GOAL:
Below are some records. Say how many of their lines include the string "Cicilie", giving only the number.

(Dataset items)
** START **

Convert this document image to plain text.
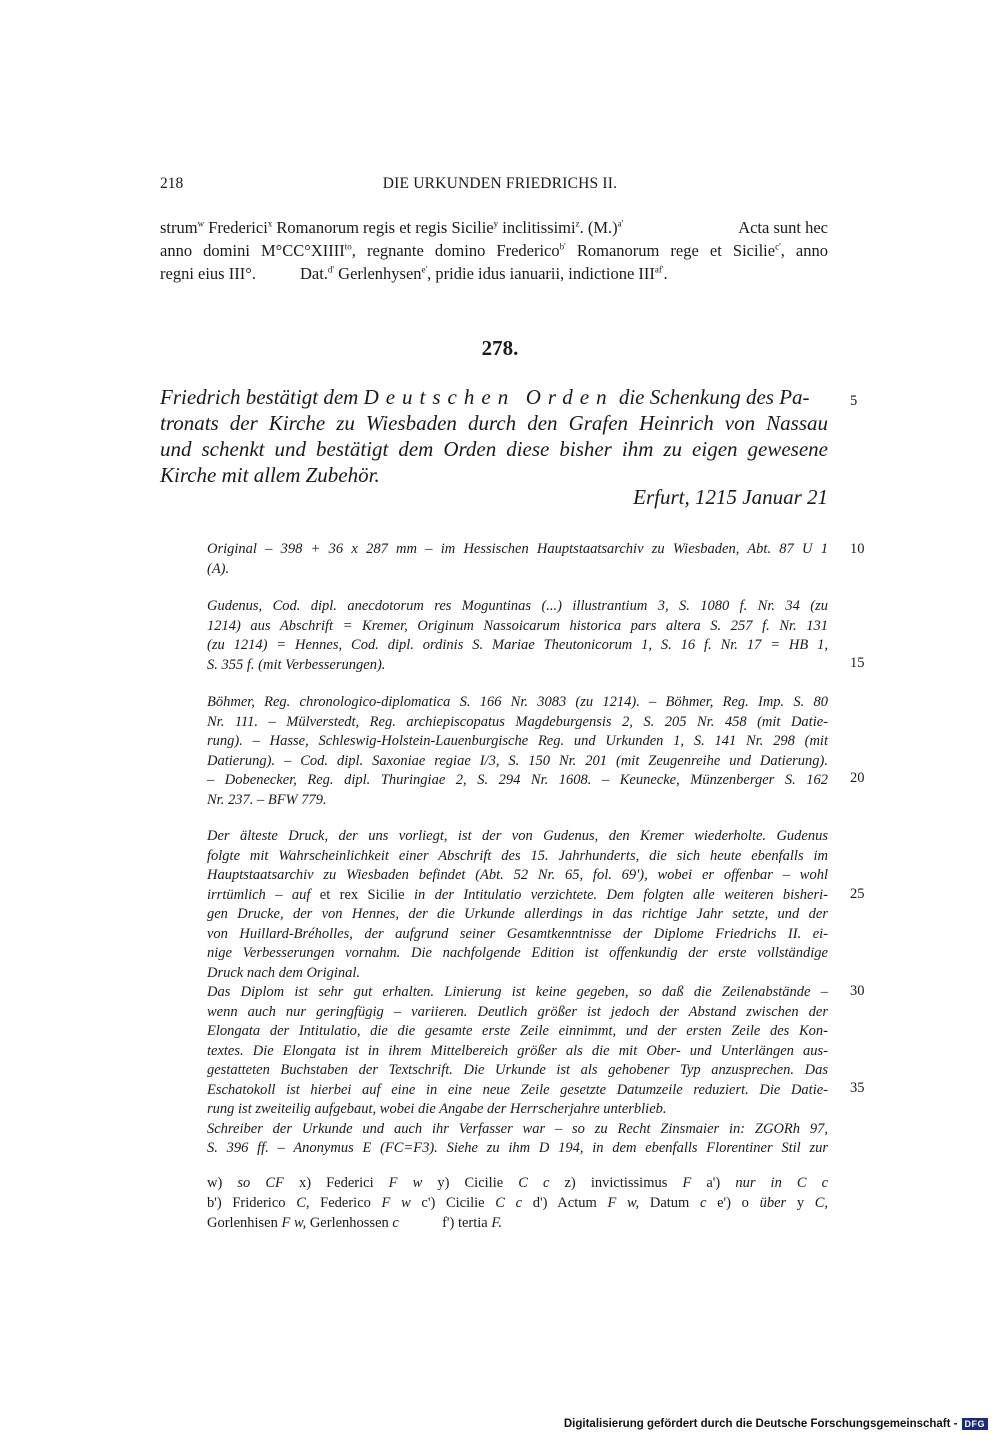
218	DIE URKUNDEN FRIEDRICHS II.
strum$^w$ Frederici$^x$ Romanorum regis et regis Sicilie$^y$ inclitissimi$^z$. $(M.)^{a'}$	Acta sunt hec
anno domini $M^\circ CC^\circ XIIII^{to}$, regnante domino Frederico$^{b'}$ Romanorum rege et Sicilie$^{c'}$, anno
regni eius III°.	Dat.$^{d'}$ Gerlenhysen$^{e'}$, pridie idus ianuarii, indictione $III^{af'}$.
278.
Friedrich bestätigt dem Deutschen Orden die Schenkung des Pa-
tronats der Kirche zu Wiesbaden durch den Grafen Heinrich von Nassau
und schenkt und bestätigt dem Orden diese bisher ihm zu eigen gewesene
Kirche mit allem Zubehör.
Erfurt, 1215 Januar 21
Original – 398 + 36 x 287 mm – im Hessischen Hauptstaatsarchiv zu Wiesbaden, Abt. 87 U 1
(A).
Gudenus, Cod. dipl. anecdotorum res Moguntinas (...) illustrantium 3, S. 1080 f. Nr. 34 (zu
1214) aus Abschrift = Kremer, Originum Nassoicarum historica pars altera S. 257 f. Nr. 131
(zu 1214) = Hennes, Cod. dipl. ordinis S. Mariae Theutonicorum 1, S. 16 f. Nr. 17 = HB 1,
S. 355 f. (mit Verbesserungen).
Böhmer, Reg. chronologico-diplomatica S. 166 Nr. 3083 (zu 1214). – Böhmer, Reg. Imp. S. 80
Nr. 111. – Mülverstedt, Reg. archiepiscopatus Magdeburgensis 2, S. 205 Nr. 458 (mit Datie-
rung). – Hasse, Schleswig-Holstein-Lauenburgische Reg. und Urkunden 1, S. 141 Nr. 298 (mit
Datierung). – Cod. dipl. Saxoniae regiae I/3, S. 150 Nr. 201 (mit Zeugenreihe und Datierung).
– Dobenecker, Reg. dipl. Thuringiae 2, S. 294 Nr. 1608. – Keunecke, Münzenberger S. 162
Nr. 237. – BFW 779.
Der älteste Druck, der uns vorliegt, ist der von Gudenus, den Kremer wiederholte. Gudenus
folgte mit Wahrscheinlichkeit einer Abschrift des 15. Jahrhunderts, die sich heute ebenfalls im
Hauptstaatsarchiv zu Wiesbaden befindet (Abt. 52 Nr. 65, fol. 69'), wobei er offenbar – wohl
irrtümlich – auf et rex Sicilie in der Intitulatio verzichtete. Dem folgten alle weiteren bisheri-
gen Drucke, der von Hennes, der die Urkunde allerdings in das richtige Jahr setzte, und der
von Huillard-Bréholles, der aufgrund seiner Gesamtkenntnisse der Diplome Friedrichs II. ei-
nige Verbesserungen vornahm. Die nachfolgende Edition ist offenkundig der erste vollständige
Druck nach dem Original.
Das Diplom ist sehr gut erhalten. Linierung ist keine gegeben, so daß die Zeilenabstände –
wenn auch nur geringfügig – variieren. Deutlich größer ist jedoch der Abstand zwischen der
Elongata der Intitulatio, die die gesamte erste Zeile einnimmt, und der ersten Zeile des Kon-
textes. Die Elongata ist in ihrem Mittelbereich größer als die mit Ober- und Unterlängen aus-
gestatteten Buchstaben der Textschrift. Die Urkunde ist als gehobener Typ anzusprechen. Das
Eschatokoll ist hierbei auf eine in eine neue Zeile gesetzte Datumzeile reduziert. Die Datie-
rung ist zweiteilig aufgebaut, wobei die Angabe der Herrscherjahre unterblieb.
Schreiber der Urkunde und auch ihr Verfasser war – so zu Recht Zinsmaier in: ZGORh 97,
S. 396 ff. – Anonymus E (FC=F3). Siehe zu ihm D 194, in dem ebenfalls Florentiner Stil zur
5
10
15
20
25
30
35
w) so CF x) Federici F w y) Cicilie C c z) invictissimus F a') nur in C c
b') Friderico C, Federico F w c') Cicilie C c d') Actum F w, Datum c e') o über y C,
Gorlenhisen F w, Gerlenhossen c	f') tertia F.
Digitalisierung gefördert durch die Deutsche Forschungsgemeinschaft - DFG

** END **

EXPECTED OUTPUT:
2